## What you are asked to do
Transcribe every line, keeping it exact.

— START OF Dataset records —

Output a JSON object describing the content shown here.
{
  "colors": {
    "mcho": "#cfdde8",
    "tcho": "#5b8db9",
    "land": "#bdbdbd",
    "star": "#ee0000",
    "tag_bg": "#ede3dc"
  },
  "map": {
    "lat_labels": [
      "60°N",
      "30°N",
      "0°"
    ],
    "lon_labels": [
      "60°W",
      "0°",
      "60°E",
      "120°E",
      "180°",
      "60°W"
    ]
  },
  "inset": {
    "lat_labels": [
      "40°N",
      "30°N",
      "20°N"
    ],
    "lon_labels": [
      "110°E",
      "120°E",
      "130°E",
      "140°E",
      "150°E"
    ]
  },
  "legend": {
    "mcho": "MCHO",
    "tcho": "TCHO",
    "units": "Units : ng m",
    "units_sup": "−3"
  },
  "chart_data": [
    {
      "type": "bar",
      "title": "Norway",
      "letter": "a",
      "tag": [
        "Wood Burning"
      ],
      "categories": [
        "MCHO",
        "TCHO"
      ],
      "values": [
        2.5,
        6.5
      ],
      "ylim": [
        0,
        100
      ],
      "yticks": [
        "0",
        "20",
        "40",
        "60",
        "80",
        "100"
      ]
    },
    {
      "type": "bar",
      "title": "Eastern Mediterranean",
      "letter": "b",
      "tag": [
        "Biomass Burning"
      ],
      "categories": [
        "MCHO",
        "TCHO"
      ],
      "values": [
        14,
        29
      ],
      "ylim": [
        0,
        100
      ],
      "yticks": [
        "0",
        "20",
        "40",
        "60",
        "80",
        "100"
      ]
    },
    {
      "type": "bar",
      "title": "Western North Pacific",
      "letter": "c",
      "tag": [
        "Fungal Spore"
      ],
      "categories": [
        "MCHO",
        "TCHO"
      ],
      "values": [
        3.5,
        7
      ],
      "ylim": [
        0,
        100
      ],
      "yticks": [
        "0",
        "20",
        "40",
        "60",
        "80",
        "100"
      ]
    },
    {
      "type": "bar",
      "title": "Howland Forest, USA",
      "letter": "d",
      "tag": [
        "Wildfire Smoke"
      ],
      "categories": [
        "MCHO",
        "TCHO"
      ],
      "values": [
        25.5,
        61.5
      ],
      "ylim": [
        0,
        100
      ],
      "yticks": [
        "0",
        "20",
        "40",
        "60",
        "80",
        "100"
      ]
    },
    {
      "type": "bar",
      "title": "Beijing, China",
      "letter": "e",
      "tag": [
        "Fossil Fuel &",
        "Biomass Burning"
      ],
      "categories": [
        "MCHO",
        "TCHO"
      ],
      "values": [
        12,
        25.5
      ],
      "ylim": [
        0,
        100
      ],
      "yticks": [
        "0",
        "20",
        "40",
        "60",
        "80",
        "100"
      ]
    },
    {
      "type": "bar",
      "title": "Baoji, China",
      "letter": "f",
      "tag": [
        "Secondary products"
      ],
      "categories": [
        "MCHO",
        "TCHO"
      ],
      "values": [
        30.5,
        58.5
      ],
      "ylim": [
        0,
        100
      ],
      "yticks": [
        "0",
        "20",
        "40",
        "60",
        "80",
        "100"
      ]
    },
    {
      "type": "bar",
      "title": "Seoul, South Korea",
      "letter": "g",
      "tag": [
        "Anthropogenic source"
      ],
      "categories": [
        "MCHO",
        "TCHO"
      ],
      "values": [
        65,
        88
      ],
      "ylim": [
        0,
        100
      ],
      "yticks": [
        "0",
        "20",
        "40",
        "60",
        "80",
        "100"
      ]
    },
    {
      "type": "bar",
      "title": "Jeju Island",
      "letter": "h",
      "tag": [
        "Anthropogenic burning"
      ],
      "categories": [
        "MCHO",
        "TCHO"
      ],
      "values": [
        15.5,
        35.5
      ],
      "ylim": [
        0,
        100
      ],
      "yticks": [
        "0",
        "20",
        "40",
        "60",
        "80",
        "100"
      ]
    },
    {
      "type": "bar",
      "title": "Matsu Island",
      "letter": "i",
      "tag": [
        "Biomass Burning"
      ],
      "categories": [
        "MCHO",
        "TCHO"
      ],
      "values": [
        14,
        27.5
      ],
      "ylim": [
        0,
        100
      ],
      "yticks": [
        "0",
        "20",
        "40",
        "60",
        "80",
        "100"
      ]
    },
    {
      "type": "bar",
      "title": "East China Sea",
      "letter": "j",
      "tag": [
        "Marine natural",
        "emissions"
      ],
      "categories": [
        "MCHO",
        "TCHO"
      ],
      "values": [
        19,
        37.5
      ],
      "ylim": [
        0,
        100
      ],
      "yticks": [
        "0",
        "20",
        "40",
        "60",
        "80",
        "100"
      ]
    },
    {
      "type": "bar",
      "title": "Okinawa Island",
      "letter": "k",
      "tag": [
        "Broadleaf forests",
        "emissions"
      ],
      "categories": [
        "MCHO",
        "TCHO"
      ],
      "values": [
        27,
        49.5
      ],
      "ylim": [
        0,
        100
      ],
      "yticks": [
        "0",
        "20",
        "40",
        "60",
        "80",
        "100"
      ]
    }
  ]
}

— END OF Dataset records —

## Solved exercise
Output a JSON object describing the content shown here.
{
  "colors": {
    "mcho": "#cfdde8",
    "tcho": "#5b8db9",
    "land": "#bdbdbd",
    "star": "#ee0000",
    "tag_bg": "#ede3dc"
  },
  "map": {
    "lat_labels": [
      "60°N",
      "30°N",
      "0°"
    ],
    "lon_labels": [
      "60°W",
      "0°",
      "60°E",
      "120°E",
      "180°",
      "60°W"
    ]
  },
  "inset": {
    "lat_labels": [
      "40°N",
      "30°N",
      "20°N"
    ],
    "lon_labels": [
      "110°E",
      "120°E",
      "130°E",
      "140°E",
      "150°E"
    ]
  },
  "legend": {
    "mcho": "MCHO",
    "tcho": "TCHO",
    "units": "Units : ng m",
    "units_sup": "−3"
  },
  "chart_data": [
    {
      "type": "bar",
      "title": "Norway",
      "letter": "a",
      "tag": [
        "Wood Burning"
      ],
      "categories": [
        "MCHO",
        "TCHO"
      ],
      "values": [
        2.5,
        6.5
      ],
      "ylim": [
        0,
        100
      ],
      "yticks": [
        "0",
        "20",
        "40",
        "60",
        "80",
        "100"
      ]
    },
    {
      "type": "bar",
      "title": "Eastern Mediterranean",
      "letter": "b",
      "tag": [
        "Biomass Burning"
      ],
      "categories": [
        "MCHO",
        "TCHO"
      ],
      "values": [
        14,
        29
      ],
      "ylim": [
        0,
        100
      ],
      "yticks": [
        "0",
        "20",
        "40",
        "60",
        "80",
        "100"
      ]
    },
    {
      "type": "bar",
      "title": "Western North Pacific",
      "letter": "c",
      "tag": [
        "Fungal Spore"
      ],
      "categories": [
        "MCHO",
        "TCHO"
      ],
      "values": [
        3.5,
        7
      ],
      "ylim": [
        0,
        100
      ],
      "yticks": [
        "0",
        "20",
        "40",
        "60",
        "80",
        "100"
      ]
    },
    {
      "type": "bar",
      "title": "Howland Forest, USA",
      "letter": "d",
      "tag": [
        "Wildfire Smoke"
      ],
      "categories": [
        "MCHO",
        "TCHO"
      ],
      "values": [
        25.5,
        61.5
      ],
      "ylim": [
        0,
        100
      ],
      "yticks": [
        "0",
        "20",
        "40",
        "60",
        "80",
        "100"
      ]
    },
    {
      "type": "bar",
      "title": "Beijing, China",
      "letter": "e",
      "tag": [
        "Fossil Fuel &",
        "Biomass Burning"
      ],
      "categories": [
        "MCHO",
        "TCHO"
      ],
      "values": [
        12,
        25.5
      ],
      "ylim": [
        0,
        100
      ],
      "yticks": [
        "0",
        "20",
        "40",
        "60",
        "80",
        "100"
      ]
    },
    {
      "type": "bar",
      "title": "Baoji, China",
      "letter": "f",
      "tag": [
        "Secondary products"
      ],
      "categories": [
        "MCHO",
        "TCHO"
      ],
      "values": [
        30.5,
        58.5
      ],
      "ylim": [
        0,
        100
      ],
      "yticks": [
        "0",
        "20",
        "40",
        "60",
        "80",
        "100"
      ]
    },
    {
      "type": "bar",
      "title": "Seoul, South Korea",
      "letter": "g",
      "tag": [
        "Anthropogenic source"
      ],
      "categories": [
        "MCHO",
        "TCHO"
      ],
      "values": [
        65,
        88
      ],
      "ylim": [
        0,
        100
      ],
      "yticks": [
        "0",
        "20",
        "40",
        "60",
        "80",
        "100"
      ]
    },
    {
      "type": "bar",
      "title": "Jeju Island",
      "letter": "h",
      "tag": [
        "Anthropogenic burning"
      ],
      "categories": [
        "MCHO",
        "TCHO"
      ],
      "values": [
        15.5,
        35.5
      ],
      "ylim": [
        0,
        100
      ],
      "yticks": [
        "0",
        "20",
        "40",
        "60",
        "80",
        "100"
      ]
    },
    {
      "type": "bar",
      "title": "Matsu Island",
      "letter": "i",
      "tag": [
        "Biomass Burning"
      ],
      "categories": [
        "MCHO",
        "TCHO"
      ],
      "values": [
        14,
        27.5
      ],
      "ylim": [
        0,
        100
      ],
      "yticks": [
        "0",
        "20",
        "40",
        "60",
        "80",
        "100"
      ]
    },
    {
      "type": "bar",
      "title": "East China Sea",
      "letter": "j",
      "tag": [
        "Marine natural",
        "emissions"
      ],
      "categories": [
        "MCHO",
        "TCHO"
      ],
      "values": [
        19,
        37.5
      ],
      "ylim": [
        0,
        100
      ],
      "yticks": [
        "0",
        "20",
        "40",
        "60",
        "80",
        "100"
      ]
    },
    {
      "type": "bar",
      "title": "Okinawa Island",
      "letter": "k",
      "tag": [
        "Broadleaf forests",
        "emissions"
      ],
      "categories": [
        "MCHO",
        "TCHO"
      ],
      "values": [
        27,
        49.5
      ],
      "ylim": [
        0,
        100
      ],
      "yticks": [
        "0",
        "20",
        "40",
        "60",
        "80",
        "100"
      ]
    }
  ]
}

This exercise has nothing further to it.